» INSTRUCTION
Every line of the records below should be restated exactly.

» PROVIDED INFORMATION

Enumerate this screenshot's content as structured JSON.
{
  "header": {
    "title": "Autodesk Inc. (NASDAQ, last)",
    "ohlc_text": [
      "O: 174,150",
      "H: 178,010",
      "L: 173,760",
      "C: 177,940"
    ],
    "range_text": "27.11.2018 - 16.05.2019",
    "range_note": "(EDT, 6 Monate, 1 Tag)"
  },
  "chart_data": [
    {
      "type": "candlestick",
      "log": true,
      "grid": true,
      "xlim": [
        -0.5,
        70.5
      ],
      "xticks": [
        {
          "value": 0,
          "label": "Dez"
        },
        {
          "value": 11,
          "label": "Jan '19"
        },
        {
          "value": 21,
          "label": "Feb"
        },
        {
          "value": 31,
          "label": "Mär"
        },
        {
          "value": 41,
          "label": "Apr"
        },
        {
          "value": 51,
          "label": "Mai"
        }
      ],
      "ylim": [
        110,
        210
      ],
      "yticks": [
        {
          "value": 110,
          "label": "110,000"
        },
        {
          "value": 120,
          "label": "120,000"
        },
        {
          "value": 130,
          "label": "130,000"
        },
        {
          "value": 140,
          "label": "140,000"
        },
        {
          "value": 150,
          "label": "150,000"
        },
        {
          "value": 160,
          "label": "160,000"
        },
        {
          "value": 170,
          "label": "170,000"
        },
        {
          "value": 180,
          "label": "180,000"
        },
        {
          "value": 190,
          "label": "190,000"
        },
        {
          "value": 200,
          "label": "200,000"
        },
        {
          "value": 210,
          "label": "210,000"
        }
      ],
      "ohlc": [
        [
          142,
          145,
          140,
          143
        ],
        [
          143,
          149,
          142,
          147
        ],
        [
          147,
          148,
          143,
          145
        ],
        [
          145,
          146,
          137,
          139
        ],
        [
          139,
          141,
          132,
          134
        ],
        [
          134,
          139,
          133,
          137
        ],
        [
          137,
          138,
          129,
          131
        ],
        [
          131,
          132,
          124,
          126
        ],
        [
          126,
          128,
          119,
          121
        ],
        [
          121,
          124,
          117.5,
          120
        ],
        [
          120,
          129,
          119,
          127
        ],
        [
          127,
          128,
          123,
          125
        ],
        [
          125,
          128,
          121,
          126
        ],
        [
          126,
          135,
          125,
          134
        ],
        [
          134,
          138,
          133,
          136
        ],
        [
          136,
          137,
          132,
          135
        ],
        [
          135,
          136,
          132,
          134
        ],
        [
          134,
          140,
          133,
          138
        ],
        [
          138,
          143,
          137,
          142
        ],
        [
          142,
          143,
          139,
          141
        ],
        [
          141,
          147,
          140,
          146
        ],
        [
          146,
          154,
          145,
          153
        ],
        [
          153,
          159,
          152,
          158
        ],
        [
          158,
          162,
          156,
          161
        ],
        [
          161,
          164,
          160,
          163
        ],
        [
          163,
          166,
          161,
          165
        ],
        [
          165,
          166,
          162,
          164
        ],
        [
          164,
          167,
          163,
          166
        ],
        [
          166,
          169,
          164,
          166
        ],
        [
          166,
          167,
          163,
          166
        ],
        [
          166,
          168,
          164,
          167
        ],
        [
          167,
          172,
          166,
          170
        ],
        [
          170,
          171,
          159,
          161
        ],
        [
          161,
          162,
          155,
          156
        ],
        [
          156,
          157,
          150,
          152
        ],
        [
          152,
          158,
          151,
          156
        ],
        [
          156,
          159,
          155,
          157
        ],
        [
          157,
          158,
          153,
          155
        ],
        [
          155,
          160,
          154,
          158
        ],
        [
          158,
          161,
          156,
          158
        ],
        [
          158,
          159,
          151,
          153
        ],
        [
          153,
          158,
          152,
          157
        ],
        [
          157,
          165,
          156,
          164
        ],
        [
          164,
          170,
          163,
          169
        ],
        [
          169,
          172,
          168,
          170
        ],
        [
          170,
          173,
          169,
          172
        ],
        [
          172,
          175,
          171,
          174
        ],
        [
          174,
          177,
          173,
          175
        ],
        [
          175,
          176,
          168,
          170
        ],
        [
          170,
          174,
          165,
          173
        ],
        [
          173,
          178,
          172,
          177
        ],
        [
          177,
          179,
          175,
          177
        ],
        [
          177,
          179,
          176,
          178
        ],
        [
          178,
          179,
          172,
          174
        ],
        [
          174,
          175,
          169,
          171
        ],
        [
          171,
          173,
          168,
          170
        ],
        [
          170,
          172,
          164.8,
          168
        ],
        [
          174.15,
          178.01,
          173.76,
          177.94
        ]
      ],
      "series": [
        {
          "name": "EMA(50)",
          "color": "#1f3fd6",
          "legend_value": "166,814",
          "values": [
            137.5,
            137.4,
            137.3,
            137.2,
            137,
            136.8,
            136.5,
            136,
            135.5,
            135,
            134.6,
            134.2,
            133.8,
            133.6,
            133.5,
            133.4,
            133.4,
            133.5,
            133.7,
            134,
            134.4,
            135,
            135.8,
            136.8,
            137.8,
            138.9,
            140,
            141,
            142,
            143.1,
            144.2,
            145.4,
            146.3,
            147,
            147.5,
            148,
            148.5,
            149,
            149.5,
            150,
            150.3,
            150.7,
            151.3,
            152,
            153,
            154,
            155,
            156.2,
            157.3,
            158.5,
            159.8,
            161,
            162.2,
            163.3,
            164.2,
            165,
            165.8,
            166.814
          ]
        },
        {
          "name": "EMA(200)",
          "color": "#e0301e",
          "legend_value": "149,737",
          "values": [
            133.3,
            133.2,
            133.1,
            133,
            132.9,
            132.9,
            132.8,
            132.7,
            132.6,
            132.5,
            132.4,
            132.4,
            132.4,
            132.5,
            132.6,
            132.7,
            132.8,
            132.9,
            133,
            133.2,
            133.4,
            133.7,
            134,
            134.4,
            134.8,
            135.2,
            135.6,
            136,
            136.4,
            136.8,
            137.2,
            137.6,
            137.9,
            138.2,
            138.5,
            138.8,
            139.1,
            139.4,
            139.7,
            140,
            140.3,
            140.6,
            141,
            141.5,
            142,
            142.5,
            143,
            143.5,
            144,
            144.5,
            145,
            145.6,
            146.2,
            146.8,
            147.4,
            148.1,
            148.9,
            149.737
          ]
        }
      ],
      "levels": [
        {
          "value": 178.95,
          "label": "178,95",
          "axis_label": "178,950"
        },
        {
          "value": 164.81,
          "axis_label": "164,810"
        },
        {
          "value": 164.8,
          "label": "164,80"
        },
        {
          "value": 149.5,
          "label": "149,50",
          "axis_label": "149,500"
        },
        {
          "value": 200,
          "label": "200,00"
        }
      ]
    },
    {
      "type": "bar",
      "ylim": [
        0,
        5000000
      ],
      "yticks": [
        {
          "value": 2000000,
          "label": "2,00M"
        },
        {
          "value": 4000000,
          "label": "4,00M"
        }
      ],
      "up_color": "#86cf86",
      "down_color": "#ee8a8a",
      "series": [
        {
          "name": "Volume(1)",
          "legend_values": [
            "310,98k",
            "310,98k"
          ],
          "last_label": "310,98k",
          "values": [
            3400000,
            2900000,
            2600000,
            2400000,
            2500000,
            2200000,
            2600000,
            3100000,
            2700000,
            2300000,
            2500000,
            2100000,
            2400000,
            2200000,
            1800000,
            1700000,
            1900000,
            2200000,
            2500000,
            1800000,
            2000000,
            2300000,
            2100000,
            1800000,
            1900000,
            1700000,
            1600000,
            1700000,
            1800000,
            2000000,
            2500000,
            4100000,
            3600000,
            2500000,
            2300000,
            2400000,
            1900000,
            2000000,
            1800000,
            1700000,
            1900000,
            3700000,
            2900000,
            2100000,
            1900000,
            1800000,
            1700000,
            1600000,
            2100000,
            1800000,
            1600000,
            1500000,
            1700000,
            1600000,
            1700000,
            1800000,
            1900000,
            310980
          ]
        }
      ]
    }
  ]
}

» TASK SOLUTION
Enumerate this screenshot's content as structured JSON.
{
  "header": {
    "title": "Autodesk Inc. (NASDAQ, last)",
    "ohlc_text": [
      "O: 174,150",
      "H: 178,010",
      "L: 173,760",
      "C: 177,940"
    ],
    "range_text": "27.11.2018 - 16.05.2019",
    "range_note": "(EDT, 6 Monate, 1 Tag)"
  },
  "chart_data": [
    {
      "type": "candlestick",
      "log": true,
      "grid": true,
      "xlim": [
        -0.5,
        70.5
      ],
      "xticks": [
        {
          "value": 0,
          "label": "Dez"
        },
        {
          "value": 11,
          "label": "Jan '19"
        },
        {
          "value": 21,
          "label": "Feb"
        },
        {
          "value": 31,
          "label": "Mär"
        },
        {
          "value": 41,
          "label": "Apr"
        },
        {
          "value": 51,
          "label": "Mai"
        }
      ],
      "ylim": [
        110,
        210
      ],
      "yticks": [
        {
          "value": 110,
          "label": "110,000"
        },
        {
          "value": 120,
          "label": "120,000"
        },
        {
          "value": 130,
          "label": "130,000"
        },
        {
          "value": 140,
          "label": "140,000"
        },
        {
          "value": 150,
          "label": "150,000"
        },
        {
          "value": 160,
          "label": "160,000"
        },
        {
          "value": 170,
          "label": "170,000"
        },
        {
          "value": 180,
          "label": "180,000"
        },
        {
          "value": 190,
          "label": "190,000"
        },
        {
          "value": 200,
          "label": "200,000"
        },
        {
          "value": 210,
          "label": "210,000"
        }
      ],
      "ohlc": [
        [
          142,
          145,
          140,
          143
        ],
        [
          143,
          149,
          142,
          147
        ],
        [
          147,
          148,
          143,
          145
        ],
        [
          145,
          146,
          137,
          139
        ],
        [
          139,
          141,
          132,
          134
        ],
        [
          134,
          139,
          133,
          137
        ],
        [
          137,
          138,
          129,
          131
        ],
        [
          131,
          132,
          124,
          126
        ],
        [
          126,
          128,
          119,
          121
        ],
        [
          121,
          124,
          117.5,
          120
        ],
        [
          120,
          129,
          119,
          127
        ],
        [
          127,
          128,
          123,
          125
        ],
        [
          125,
          128,
          121,
          126
        ],
        [
          126,
          135,
          125,
          134
        ],
        [
          134,
          138,
          133,
          136
        ],
        [
          136,
          137,
          132,
          135
        ],
        [
          135,
          136,
          132,
          134
        ],
        [
          134,
          140,
          133,
          138
        ],
        [
          138,
          143,
          137,
          142
        ],
        [
          142,
          143,
          139,
          141
        ],
        [
          141,
          147,
          140,
          146
        ],
        [
          146,
          154,
          145,
          153
        ],
        [
          153,
          159,
          152,
          158
        ],
        [
          158,
          162,
          156,
          161
        ],
        [
          161,
          164,
          160,
          163
        ],
        [
          163,
          166,
          161,
          165
        ],
        [
          165,
          166,
          162,
          164
        ],
        [
          164,
          167,
          163,
          166
        ],
        [
          166,
          169,
          164,
          166
        ],
        [
          166,
          167,
          163,
          166
        ],
        [
          166,
          168,
          164,
          167
        ],
        [
          167,
          172,
          166,
          170
        ],
        [
          170,
          171,
          159,
          161
        ],
        [
          161,
          162,
          155,
          156
        ],
        [
          156,
          157,
          150,
          152
        ],
        [
          152,
          158,
          151,
          156
        ],
        [
          156,
          159,
          155,
          157
        ],
        [
          157,
          158,
          153,
          155
        ],
        [
          155,
          160,
          154,
          158
        ],
        [
          158,
          161,
          156,
          158
        ],
        [
          158,
          159,
          151,
          153
        ],
        [
          153,
          158,
          152,
          157
        ],
        [
          157,
          165,
          156,
          164
        ],
        [
          164,
          170,
          163,
          169
        ],
        [
          169,
          172,
          168,
          170
        ],
        [
          170,
          173,
          169,
          172
        ],
        [
          172,
          175,
          171,
          174
        ],
        [
          174,
          177,
          173,
          175
        ],
        [
          175,
          176,
          168,
          170
        ],
        [
          170,
          174,
          165,
          173
        ],
        [
          173,
          178,
          172,
          177
        ],
        [
          177,
          179,
          175,
          177
        ],
        [
          177,
          179,
          176,
          178
        ],
        [
          178,
          179,
          172,
          174
        ],
        [
          174,
          175,
          169,
          171
        ],
        [
          171,
          173,
          168,
          170
        ],
        [
          170,
          172,
          164.8,
          168
        ],
        [
          174.15,
          178.01,
          173.76,
          177.94
        ]
      ],
      "series": [
        {
          "name": "EMA(50)",
          "color": "#1f3fd6",
          "legend_value": "166,814",
          "values": [
            137.5,
            137.4,
            137.3,
            137.2,
            137,
            136.8,
            136.5,
            136,
            135.5,
            135,
            134.6,
            134.2,
            133.8,
            133.6,
            133.5,
            133.4,
            133.4,
            133.5,
            133.7,
            134,
            134.4,
            135,
            135.8,
            136.8,
            137.8,
            138.9,
            140,
            141,
            142,
            143.1,
            144.2,
            145.4,
            146.3,
            147,
            147.5,
            148,
            148.5,
            149,
            149.5,
            150,
            150.3,
            150.7,
            151.3,
            152,
            153,
            154,
            155,
            156.2,
            157.3,
            158.5,
            159.8,
            161,
            162.2,
            163.3,
            164.2,
            165,
            165.8,
            166.814
          ]
        },
        {
          "name": "EMA(200)",
          "color": "#e0301e",
          "legend_value": "149,737",
          "values": [
            133.3,
            133.2,
            133.1,
            133,
            132.9,
            132.9,
            132.8,
            132.7,
            132.6,
            132.5,
            132.4,
            132.4,
            132.4,
            132.5,
            132.6,
            132.7,
            132.8,
            132.9,
            133,
            133.2,
            133.4,
            133.7,
            134,
            134.4,
            134.8,
            135.2,
            135.6,
            136,
            136.4,
            136.8,
            137.2,
            137.6,
            137.9,
            138.2,
            138.5,
            138.8,
            139.1,
            139.4,
            139.7,
            140,
            140.3,
            140.6,
            141,
            141.5,
            142,
            142.5,
            143,
            143.5,
            144,
            144.5,
            145,
            145.6,
            146.2,
            146.8,
            147.4,
            148.1,
            148.9,
            149.737
          ]
        }
      ],
      "levels": [
        {
          "value": 178.95,
          "label": "178,95",
          "axis_label": "178,950"
        },
        {
          "value": 164.81,
          "axis_label": "164,810"
        },
        {
          "value": 164.8,
          "label": "164,80"
        },
        {
          "value": 149.5,
          "label": "149,50",
          "axis_label": "149,500"
        },
        {
          "value": 200,
          "label": "200,00"
        }
      ]
    },
    {
      "type": "bar",
      "ylim": [
        0,
        5000000
      ],
      "yticks": [
        {
          "value": 2000000,
          "label": "2,00M"
        },
        {
          "value": 4000000,
          "label": "4,00M"
        }
      ],
      "up_color": "#86cf86",
      "down_color": "#ee8a8a",
      "series": [
        {
          "name": "Volume(1)",
          "legend_values": [
            "310,98k",
            "310,98k"
          ],
          "last_label": "310,98k",
          "values": [
            3400000,
            2900000,
            2600000,
            2400000,
            2500000,
            2200000,
            2600000,
            3100000,
            2700000,
            2300000,
            2500000,
            2100000,
            2400000,
            2200000,
            1800000,
            1700000,
            1900000,
            2200000,
            2500000,
            1800000,
            2000000,
            2300000,
            2100000,
            1800000,
            1900000,
            1700000,
            1600000,
            1700000,
            1800000,
            2000000,
            2500000,
            4100000,
            3600000,
            2500000,
            2300000,
            2400000,
            1900000,
            2000000,
            1800000,
            1700000,
            1900000,
            3700000,
            2900000,
            2100000,
            1900000,
            1800000,
            1700000,
            1600000,
            2100000,
            1800000,
            1600000,
            1500000,
            1700000,
            1600000,
            1700000,
            1800000,
            1900000,
            310980
          ]
        }
      ]
    }
  ]
}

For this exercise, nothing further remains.